▸ DIRECTIVE
All the data should be repeated exactly. Any image in it is left out.
==================================================
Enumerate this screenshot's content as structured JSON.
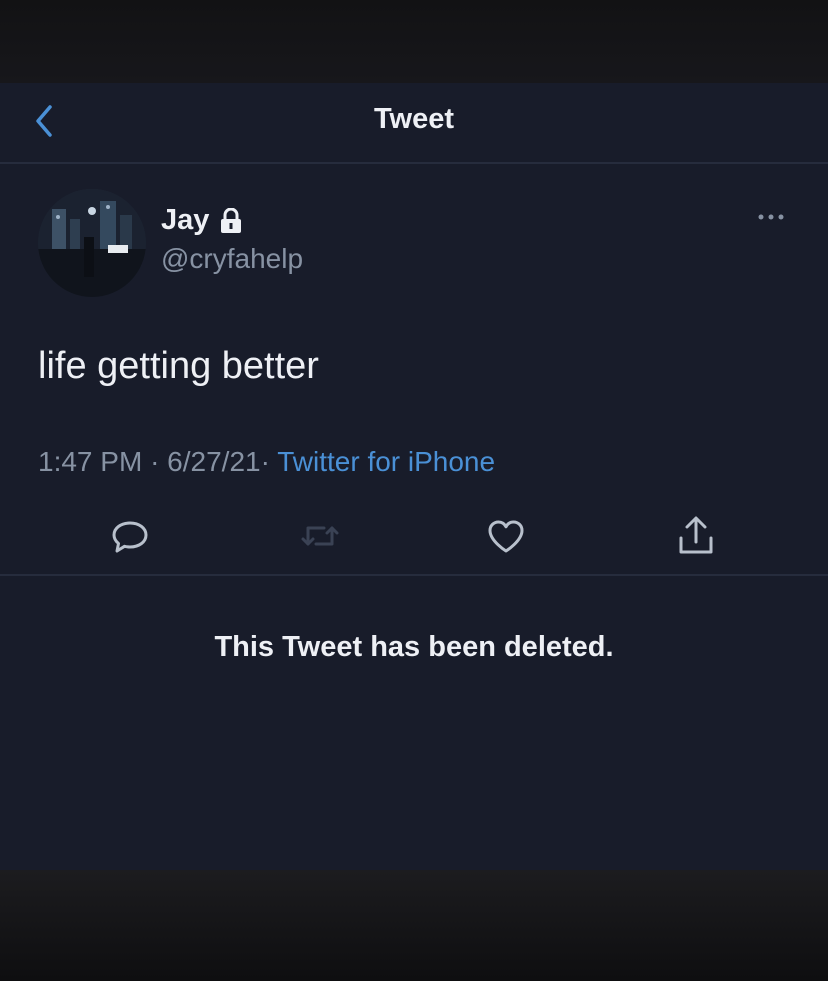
{
  "header": {
    "title": "Tweet",
    "back_icon": "chevron-left-icon"
  },
  "author": {
    "display_name": "Jay",
    "lock_icon": "lock-icon",
    "handle": "@cryfahelp"
  },
  "tweet": {
    "text": "life getting better",
    "time": "1:47 PM",
    "separator": "·",
    "date": "6/27/21",
    "source": "Twitter for iPhone"
  },
  "actions": [
    {
      "icon": "reply-icon"
    },
    {
      "icon": "retweet-icon"
    },
    {
      "icon": "like-icon"
    },
    {
      "icon": "share-icon"
    }
  ],
  "reply_notice": "This Tweet has been deleted.",
  "colors": {
    "background": "#181c2a",
    "text": "#eef0f5",
    "muted": "#8792a3",
    "accent": "#4a90d6",
    "divider": "#262c3d"
  }
}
==================================================
▸ RESULT BELOW
Enumerate this screenshot's content as structured JSON.
{
  "header": {
    "title": "Tweet",
    "back_icon": "chevron-left-icon"
  },
  "author": {
    "display_name": "Jay",
    "lock_icon": "lock-icon",
    "handle": "@cryfahelp"
  },
  "tweet": {
    "text": "life getting better",
    "time": "1:47 PM",
    "separator": "·",
    "date": "6/27/21",
    "source": "Twitter for iPhone"
  },
  "actions": [
    {
      "icon": "reply-icon"
    },
    {
      "icon": "retweet-icon"
    },
    {
      "icon": "like-icon"
    },
    {
      "icon": "share-icon"
    }
  ],
  "reply_notice": "This Tweet has been deleted.",
  "colors": {
    "background": "#181c2a",
    "text": "#eef0f5",
    "muted": "#8792a3",
    "accent": "#4a90d6",
    "divider": "#262c3d"
  }
}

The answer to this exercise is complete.